##### RECORDS SUPPLIED
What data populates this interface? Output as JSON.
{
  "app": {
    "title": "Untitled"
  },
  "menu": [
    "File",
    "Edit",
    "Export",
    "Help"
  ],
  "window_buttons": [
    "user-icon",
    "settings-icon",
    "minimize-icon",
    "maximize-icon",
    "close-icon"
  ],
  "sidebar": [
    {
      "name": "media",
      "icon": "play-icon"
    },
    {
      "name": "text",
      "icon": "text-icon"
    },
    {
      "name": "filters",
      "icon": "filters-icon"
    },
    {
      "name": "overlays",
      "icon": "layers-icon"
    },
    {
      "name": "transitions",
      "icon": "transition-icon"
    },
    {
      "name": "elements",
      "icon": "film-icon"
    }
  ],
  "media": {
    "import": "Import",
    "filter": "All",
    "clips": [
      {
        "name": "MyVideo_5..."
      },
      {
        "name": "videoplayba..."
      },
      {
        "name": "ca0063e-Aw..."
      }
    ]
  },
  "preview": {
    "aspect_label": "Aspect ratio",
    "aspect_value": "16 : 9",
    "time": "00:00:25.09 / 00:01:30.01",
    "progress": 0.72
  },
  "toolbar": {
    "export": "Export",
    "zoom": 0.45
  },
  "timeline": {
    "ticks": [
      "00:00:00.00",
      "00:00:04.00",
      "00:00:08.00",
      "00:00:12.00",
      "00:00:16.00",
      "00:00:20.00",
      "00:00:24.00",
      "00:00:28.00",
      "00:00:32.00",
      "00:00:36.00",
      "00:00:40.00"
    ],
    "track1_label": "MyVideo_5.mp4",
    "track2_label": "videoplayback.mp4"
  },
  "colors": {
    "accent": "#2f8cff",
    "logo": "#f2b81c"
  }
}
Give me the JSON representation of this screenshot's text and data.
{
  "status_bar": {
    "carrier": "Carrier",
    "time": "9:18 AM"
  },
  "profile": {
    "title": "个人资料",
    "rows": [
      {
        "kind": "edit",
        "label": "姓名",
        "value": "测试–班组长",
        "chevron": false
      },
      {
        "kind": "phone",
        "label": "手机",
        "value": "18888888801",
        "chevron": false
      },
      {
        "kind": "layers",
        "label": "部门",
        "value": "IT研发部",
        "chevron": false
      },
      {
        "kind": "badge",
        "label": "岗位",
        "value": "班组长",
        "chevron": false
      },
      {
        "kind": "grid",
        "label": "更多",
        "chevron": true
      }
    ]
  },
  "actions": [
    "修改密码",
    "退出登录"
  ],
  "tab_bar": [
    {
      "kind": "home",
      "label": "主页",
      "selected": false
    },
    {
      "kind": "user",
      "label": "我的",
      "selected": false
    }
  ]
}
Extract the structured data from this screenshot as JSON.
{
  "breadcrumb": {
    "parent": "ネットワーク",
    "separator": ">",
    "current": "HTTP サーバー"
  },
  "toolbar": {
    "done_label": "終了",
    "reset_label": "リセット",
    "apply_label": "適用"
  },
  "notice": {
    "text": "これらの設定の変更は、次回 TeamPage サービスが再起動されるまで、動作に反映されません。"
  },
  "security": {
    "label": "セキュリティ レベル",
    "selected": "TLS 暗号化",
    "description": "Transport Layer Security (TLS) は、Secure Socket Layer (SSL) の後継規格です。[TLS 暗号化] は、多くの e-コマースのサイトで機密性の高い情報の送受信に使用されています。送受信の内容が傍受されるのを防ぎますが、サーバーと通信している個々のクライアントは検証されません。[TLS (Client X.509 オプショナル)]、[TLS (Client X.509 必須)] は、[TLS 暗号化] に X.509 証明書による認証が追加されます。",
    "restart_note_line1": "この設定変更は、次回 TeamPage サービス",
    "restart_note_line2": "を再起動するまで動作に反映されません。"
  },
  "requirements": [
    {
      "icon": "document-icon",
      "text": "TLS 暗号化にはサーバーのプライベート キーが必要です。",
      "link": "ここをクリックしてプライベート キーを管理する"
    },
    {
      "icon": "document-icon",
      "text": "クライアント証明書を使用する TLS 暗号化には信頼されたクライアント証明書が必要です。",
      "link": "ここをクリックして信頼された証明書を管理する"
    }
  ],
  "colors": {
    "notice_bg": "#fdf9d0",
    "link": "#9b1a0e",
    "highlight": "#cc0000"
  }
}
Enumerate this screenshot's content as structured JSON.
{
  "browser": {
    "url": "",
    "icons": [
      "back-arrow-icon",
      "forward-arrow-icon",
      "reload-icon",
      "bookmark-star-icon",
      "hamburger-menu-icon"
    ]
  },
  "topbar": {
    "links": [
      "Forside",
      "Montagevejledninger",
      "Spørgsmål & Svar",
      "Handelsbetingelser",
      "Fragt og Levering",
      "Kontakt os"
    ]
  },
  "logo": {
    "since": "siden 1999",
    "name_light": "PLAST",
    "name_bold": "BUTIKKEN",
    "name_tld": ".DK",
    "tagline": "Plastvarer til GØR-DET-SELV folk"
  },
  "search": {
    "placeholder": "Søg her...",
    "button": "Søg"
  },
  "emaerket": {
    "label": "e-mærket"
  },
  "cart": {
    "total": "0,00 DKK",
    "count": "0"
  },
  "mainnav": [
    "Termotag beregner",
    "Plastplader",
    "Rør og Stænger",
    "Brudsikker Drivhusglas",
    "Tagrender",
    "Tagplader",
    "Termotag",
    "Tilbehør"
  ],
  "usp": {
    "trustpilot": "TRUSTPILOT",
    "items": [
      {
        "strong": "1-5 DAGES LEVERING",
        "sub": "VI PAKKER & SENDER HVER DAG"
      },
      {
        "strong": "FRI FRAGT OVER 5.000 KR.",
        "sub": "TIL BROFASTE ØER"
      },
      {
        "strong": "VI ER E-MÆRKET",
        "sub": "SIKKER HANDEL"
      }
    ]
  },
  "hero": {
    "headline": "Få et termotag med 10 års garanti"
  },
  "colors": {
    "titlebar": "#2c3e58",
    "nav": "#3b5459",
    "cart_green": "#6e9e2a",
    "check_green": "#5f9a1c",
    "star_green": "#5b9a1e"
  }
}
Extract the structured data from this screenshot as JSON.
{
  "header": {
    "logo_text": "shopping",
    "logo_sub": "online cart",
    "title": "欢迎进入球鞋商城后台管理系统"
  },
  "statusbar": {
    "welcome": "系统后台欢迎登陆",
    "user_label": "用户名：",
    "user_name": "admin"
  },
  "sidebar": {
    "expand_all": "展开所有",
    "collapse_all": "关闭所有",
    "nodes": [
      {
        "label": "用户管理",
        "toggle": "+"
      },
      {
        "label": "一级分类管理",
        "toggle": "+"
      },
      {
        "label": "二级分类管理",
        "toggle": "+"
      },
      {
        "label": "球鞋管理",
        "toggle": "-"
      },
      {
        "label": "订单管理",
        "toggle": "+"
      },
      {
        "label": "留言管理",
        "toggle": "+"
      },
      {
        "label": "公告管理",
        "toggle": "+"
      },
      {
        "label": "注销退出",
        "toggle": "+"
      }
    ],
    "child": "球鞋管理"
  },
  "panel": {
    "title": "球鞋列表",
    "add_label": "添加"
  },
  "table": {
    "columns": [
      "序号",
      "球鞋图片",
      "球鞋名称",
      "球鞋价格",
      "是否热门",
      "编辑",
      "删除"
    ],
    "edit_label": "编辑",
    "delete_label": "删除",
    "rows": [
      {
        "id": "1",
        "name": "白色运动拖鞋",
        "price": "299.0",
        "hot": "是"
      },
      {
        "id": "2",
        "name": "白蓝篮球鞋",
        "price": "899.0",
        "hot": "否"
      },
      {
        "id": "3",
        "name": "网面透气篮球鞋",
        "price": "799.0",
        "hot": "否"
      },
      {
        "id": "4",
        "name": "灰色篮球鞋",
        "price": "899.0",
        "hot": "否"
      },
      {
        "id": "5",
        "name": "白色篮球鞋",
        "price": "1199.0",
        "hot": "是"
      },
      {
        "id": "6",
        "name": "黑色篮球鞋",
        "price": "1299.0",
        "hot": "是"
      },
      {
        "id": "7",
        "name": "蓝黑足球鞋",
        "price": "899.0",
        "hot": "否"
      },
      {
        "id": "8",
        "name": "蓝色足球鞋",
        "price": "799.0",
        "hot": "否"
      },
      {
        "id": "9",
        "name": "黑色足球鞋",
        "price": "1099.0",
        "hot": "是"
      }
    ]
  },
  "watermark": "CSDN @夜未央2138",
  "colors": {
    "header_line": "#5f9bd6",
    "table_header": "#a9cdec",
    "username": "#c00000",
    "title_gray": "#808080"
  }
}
##########
Look through the lines above and collect those with the word "strong".

- [WRITTEN REPLY]
        "strong": "1-5 DAGES LEVERING",
        "strong": "FRI FRAGT OVER 5.000 KR.",
        "strong": "VI ER E-MÆRKET",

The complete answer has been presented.